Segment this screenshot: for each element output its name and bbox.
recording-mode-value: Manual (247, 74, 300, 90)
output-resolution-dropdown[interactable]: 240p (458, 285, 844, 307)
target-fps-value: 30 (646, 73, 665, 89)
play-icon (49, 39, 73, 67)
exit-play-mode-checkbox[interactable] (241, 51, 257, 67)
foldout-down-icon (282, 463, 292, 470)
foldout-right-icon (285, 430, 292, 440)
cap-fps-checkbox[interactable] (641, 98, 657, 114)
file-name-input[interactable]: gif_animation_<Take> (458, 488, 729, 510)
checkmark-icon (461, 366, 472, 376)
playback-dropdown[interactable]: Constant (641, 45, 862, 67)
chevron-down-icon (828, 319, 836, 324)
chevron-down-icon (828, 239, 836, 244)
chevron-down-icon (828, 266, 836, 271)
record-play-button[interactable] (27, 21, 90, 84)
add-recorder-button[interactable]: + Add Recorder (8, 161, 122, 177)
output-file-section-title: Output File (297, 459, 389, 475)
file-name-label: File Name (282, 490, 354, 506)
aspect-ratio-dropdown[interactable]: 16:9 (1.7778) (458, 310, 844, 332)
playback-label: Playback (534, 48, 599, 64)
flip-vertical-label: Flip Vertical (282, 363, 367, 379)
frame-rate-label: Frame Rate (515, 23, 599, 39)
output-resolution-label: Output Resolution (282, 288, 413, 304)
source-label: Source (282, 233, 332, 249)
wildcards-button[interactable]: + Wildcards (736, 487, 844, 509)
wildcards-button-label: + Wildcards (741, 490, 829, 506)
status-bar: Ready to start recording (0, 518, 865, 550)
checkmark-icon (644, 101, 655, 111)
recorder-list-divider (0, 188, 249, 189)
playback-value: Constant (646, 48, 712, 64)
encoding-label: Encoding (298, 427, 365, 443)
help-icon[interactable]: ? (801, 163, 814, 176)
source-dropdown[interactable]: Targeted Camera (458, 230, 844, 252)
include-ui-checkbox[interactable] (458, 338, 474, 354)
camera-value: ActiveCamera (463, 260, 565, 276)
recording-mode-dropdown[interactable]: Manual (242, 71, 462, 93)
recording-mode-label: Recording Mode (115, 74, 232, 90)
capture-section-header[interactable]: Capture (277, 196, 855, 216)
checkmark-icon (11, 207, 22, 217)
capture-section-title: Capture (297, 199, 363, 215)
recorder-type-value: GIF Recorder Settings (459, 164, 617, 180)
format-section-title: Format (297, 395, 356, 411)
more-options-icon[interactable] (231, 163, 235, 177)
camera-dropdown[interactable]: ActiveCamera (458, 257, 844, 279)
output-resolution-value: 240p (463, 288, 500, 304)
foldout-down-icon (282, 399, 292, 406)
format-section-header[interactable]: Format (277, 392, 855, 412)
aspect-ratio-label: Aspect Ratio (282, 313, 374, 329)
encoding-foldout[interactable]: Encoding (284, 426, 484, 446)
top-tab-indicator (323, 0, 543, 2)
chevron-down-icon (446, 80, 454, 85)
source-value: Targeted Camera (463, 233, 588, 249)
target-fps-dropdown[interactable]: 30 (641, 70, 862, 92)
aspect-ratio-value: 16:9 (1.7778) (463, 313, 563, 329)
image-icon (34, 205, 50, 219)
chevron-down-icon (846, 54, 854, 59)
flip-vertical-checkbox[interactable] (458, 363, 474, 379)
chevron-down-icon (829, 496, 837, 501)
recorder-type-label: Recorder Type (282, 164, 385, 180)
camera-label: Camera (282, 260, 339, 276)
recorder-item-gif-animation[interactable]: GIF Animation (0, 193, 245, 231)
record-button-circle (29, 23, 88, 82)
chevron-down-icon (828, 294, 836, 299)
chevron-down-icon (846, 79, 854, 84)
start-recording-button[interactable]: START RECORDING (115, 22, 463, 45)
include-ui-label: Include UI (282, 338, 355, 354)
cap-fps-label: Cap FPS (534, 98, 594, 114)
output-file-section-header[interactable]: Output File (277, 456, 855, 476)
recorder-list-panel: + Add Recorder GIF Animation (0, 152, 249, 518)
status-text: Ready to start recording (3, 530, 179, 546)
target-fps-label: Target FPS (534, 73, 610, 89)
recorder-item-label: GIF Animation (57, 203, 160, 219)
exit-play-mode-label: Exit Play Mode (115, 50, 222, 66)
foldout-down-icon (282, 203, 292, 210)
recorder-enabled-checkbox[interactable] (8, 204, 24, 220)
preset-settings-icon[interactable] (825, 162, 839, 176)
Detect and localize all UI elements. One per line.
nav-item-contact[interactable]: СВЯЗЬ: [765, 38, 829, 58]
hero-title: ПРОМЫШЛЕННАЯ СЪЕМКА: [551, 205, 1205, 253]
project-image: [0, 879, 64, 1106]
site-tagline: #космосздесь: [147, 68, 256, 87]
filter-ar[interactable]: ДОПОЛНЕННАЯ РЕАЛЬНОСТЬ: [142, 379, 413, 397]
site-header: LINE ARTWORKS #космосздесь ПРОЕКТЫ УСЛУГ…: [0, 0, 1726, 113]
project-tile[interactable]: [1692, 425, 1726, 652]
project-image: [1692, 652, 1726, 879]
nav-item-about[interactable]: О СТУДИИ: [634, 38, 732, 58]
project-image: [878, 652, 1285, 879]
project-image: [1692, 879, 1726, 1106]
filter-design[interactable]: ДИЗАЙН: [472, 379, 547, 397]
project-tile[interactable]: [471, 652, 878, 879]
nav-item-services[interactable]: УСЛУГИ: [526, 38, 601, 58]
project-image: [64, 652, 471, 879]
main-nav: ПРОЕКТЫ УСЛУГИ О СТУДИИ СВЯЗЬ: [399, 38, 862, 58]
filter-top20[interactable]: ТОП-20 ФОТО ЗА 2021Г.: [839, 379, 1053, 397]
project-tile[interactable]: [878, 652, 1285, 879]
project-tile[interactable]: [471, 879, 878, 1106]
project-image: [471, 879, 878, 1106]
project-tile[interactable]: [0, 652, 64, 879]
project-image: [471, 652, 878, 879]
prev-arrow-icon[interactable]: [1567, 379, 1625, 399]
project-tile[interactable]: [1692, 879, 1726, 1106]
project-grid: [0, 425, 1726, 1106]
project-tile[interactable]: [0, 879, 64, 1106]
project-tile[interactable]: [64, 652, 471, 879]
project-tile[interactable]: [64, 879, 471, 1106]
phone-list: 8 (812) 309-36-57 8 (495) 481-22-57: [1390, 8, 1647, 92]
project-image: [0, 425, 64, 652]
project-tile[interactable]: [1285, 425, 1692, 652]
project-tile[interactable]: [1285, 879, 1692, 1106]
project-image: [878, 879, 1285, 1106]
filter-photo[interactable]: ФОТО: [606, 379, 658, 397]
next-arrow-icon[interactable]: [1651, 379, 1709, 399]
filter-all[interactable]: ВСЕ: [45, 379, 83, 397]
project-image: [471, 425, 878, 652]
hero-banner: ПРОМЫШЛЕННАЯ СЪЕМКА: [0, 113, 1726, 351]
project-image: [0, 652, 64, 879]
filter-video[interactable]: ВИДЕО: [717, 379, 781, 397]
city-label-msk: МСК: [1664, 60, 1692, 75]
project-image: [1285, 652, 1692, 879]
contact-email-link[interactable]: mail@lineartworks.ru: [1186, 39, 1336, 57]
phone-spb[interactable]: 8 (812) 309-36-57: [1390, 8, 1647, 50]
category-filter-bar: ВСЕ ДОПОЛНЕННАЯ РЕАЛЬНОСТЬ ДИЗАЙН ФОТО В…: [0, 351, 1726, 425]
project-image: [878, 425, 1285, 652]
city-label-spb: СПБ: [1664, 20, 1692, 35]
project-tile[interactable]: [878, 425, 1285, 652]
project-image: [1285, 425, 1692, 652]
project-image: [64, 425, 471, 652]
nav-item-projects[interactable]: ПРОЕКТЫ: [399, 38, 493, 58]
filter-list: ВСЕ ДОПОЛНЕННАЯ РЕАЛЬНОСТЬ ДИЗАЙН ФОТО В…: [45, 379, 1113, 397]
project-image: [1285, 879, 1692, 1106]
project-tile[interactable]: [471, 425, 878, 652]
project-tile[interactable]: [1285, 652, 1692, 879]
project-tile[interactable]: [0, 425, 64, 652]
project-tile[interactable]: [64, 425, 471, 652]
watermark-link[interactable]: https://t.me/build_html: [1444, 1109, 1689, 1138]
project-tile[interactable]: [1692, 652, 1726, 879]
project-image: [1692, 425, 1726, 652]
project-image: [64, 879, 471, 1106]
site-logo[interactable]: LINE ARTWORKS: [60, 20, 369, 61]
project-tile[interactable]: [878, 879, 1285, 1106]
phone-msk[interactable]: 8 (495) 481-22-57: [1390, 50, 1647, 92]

- **Direction**
Put the rows above, from the very first one through the one containing "checkmark-icon (461, 366, 472, 376)" (both included), into a Markdown table with the columns Number and Content. Leave out any blank lines.

- **Task response**
| Number | Content |
|---|---|
| 1 | Segment this screenshot: for each element output its name and bbox. |
| 2 | recording-mode-value: Manual (247, 74, 300, 90) |
| 3 | output-resolution-dropdown[interactable]: 240p (458, 285, 844, 307) |
| 4 | target-fps-value: 30 (646, 73, 665, 89) |
| 5 | play-icon (49, 39, 73, 67) |
| 6 | exit-play-mode-checkbox[interactable] (241, 51, 257, 67) |
| 7 | foldout-down-icon (282, 463, 292, 470) |
| 8 | foldout-right-icon (285, 430, 292, 440) |
| 9 | cap-fps-checkbox[interactable] (641, 98, 657, 114) |
| 10 | file-name-input[interactable]: gif_animation_<Take> (458, 488, 729, 510) |
| 11 | checkmark-icon (461, 366, 472, 376) |